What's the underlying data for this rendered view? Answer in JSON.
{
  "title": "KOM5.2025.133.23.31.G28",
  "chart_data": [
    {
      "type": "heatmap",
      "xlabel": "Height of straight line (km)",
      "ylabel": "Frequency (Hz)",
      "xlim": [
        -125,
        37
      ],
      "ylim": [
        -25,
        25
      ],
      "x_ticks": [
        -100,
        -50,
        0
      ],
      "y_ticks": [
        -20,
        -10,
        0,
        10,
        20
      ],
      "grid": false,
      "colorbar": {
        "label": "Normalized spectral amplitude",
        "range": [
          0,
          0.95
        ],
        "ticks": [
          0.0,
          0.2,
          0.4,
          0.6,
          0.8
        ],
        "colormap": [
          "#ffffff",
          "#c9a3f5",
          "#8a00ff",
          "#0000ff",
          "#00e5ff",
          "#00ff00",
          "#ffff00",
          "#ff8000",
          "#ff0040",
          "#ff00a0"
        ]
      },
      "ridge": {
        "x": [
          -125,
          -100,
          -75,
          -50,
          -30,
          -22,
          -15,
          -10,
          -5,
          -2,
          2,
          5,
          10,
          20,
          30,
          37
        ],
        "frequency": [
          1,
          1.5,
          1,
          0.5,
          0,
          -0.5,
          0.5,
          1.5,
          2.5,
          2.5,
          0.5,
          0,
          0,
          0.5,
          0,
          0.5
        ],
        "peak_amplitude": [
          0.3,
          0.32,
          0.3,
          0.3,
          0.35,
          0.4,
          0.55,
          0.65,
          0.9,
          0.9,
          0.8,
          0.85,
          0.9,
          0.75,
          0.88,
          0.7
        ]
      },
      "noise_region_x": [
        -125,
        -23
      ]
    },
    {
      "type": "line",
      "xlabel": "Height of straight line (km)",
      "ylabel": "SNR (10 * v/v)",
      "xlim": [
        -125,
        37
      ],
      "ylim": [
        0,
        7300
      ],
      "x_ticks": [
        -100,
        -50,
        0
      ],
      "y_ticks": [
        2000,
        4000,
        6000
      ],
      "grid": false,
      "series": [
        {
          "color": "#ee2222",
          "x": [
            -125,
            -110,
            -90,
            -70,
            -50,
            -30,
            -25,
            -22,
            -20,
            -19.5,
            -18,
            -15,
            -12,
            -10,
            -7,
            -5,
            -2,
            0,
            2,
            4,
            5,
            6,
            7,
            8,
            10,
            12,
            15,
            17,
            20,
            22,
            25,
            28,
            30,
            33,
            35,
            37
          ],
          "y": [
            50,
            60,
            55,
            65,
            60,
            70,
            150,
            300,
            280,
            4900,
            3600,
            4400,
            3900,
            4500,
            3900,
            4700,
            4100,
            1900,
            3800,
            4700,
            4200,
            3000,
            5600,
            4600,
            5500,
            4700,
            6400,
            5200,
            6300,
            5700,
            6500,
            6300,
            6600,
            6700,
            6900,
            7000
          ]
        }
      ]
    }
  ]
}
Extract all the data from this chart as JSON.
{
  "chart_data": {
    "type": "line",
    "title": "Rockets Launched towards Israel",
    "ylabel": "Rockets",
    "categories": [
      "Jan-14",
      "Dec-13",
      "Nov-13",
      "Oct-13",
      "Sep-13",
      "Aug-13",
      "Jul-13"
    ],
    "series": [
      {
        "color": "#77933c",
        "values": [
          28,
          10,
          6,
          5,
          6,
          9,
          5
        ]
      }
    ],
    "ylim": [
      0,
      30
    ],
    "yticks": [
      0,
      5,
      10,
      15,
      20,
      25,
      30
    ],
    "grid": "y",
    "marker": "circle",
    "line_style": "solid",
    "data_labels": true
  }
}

- - - - -

__DIRECTIVE__: Of the lines in this listing, how many contain "ylabel"? Reply with the number and nothing more.

__ANSWER TO THIS PROBLEM__: 3